**RECORDS TO USE:**
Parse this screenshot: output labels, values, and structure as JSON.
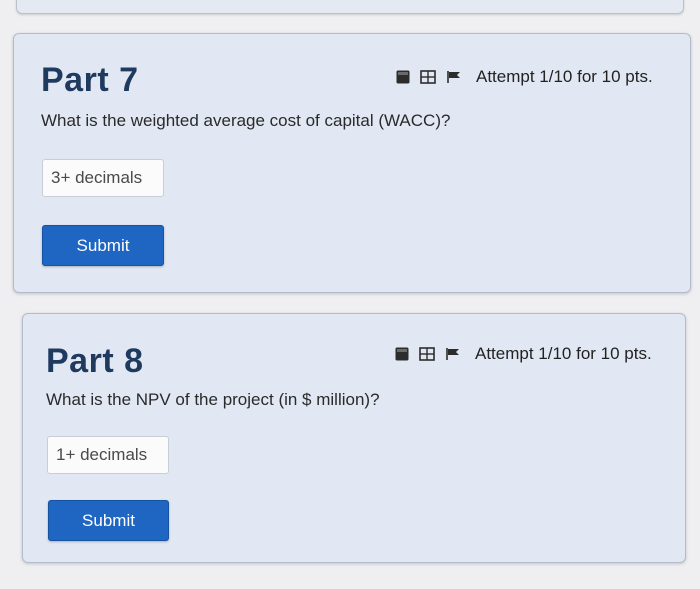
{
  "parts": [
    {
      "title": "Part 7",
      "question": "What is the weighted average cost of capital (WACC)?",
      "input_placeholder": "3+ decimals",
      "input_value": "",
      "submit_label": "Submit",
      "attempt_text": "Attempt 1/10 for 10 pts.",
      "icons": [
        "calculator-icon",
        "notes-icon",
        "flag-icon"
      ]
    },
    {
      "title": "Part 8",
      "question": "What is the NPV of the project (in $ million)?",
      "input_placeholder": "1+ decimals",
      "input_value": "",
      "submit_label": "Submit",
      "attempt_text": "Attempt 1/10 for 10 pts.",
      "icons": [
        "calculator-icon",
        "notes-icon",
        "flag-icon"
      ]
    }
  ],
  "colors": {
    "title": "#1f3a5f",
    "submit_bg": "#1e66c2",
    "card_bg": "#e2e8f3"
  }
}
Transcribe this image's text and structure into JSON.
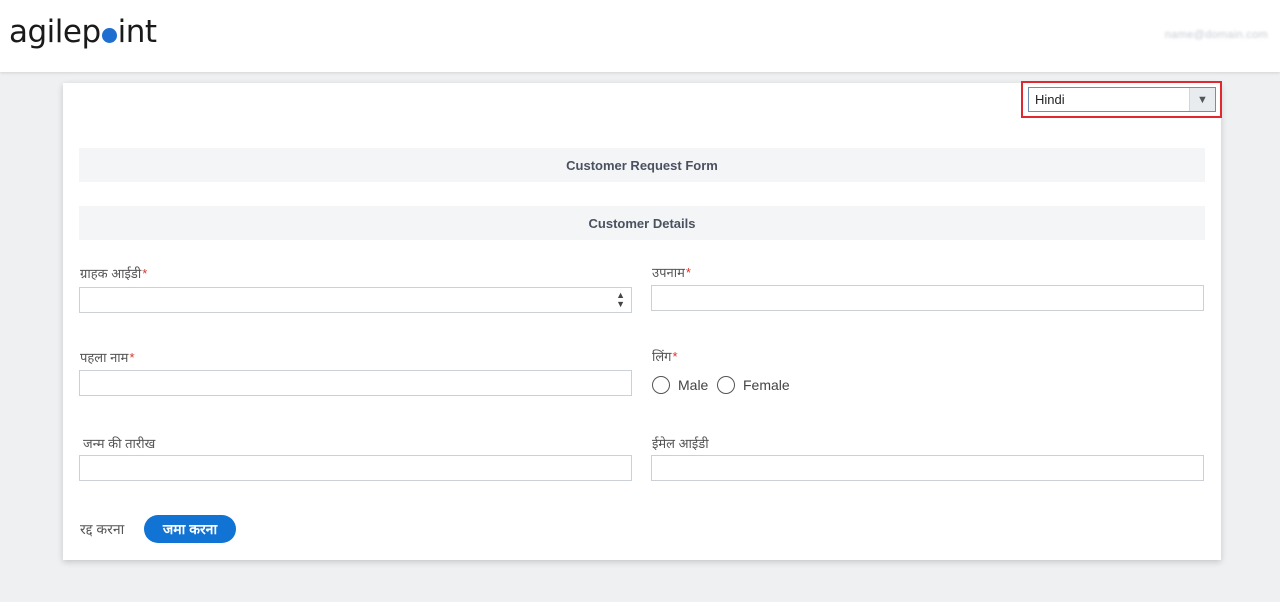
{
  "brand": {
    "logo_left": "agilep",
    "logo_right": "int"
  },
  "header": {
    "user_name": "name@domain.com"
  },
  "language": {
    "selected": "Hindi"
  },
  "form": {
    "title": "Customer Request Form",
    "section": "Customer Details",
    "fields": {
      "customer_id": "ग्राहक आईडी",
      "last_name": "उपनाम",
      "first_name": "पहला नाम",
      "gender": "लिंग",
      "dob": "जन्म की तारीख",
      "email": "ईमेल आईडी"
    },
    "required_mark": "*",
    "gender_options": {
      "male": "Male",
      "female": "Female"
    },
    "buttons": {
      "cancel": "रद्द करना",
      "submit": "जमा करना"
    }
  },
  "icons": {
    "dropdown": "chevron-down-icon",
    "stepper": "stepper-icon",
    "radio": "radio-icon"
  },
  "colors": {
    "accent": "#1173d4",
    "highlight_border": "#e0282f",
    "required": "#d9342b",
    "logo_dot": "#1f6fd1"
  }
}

**AIM OF THE TASK:** Output the records above exactly; leave out the pictures.

**CORRECT RESPONSE:**
Parse this screenshot: output labels, values, and structure as JSON.
{
  "parts": [
    {
      "title": "Part 7",
      "question": "What is the weighted average cost of capital (WACC)?",
      "input_placeholder": "3+ decimals",
      "input_value": "",
      "submit_label": "Submit",
      "attempt_text": "Attempt 1/10 for 10 pts.",
      "icons": [
        "calculator-icon",
        "notes-icon",
        "flag-icon"
      ]
    },
    {
      "title": "Part 8",
      "question": "What is the NPV of the project (in $ million)?",
      "input_placeholder": "1+ decimals",
      "input_value": "",
      "submit_label": "Submit",
      "attempt_text": "Attempt 1/10 for 10 pts.",
      "icons": [
        "calculator-icon",
        "notes-icon",
        "flag-icon"
      ]
    }
  ],
  "colors": {
    "title": "#1f3a5f",
    "submit_bg": "#1e66c2",
    "card_bg": "#e2e8f3"
  }
}
Transcribe this image's text and structure into JSON.
{
  "brand": {
    "logo_left": "agilep",
    "logo_right": "int"
  },
  "header": {
    "user_name": "name@domain.com"
  },
  "language": {
    "selected": "Hindi"
  },
  "form": {
    "title": "Customer Request Form",
    "section": "Customer Details",
    "fields": {
      "customer_id": "ग्राहक आईडी",
      "last_name": "उपनाम",
      "first_name": "पहला नाम",
      "gender": "लिंग",
      "dob": "जन्म की तारीख",
      "email": "ईमेल आईडी"
    },
    "required_mark": "*",
    "gender_options": {
      "male": "Male",
      "female": "Female"
    },
    "buttons": {
      "cancel": "रद्द करना",
      "submit": "जमा करना"
    }
  },
  "icons": {
    "dropdown": "chevron-down-icon",
    "stepper": "stepper-icon",
    "radio": "radio-icon"
  },
  "colors": {
    "accent": "#1173d4",
    "highlight_border": "#e0282f",
    "required": "#d9342b",
    "logo_dot": "#1f6fd1"
  }
}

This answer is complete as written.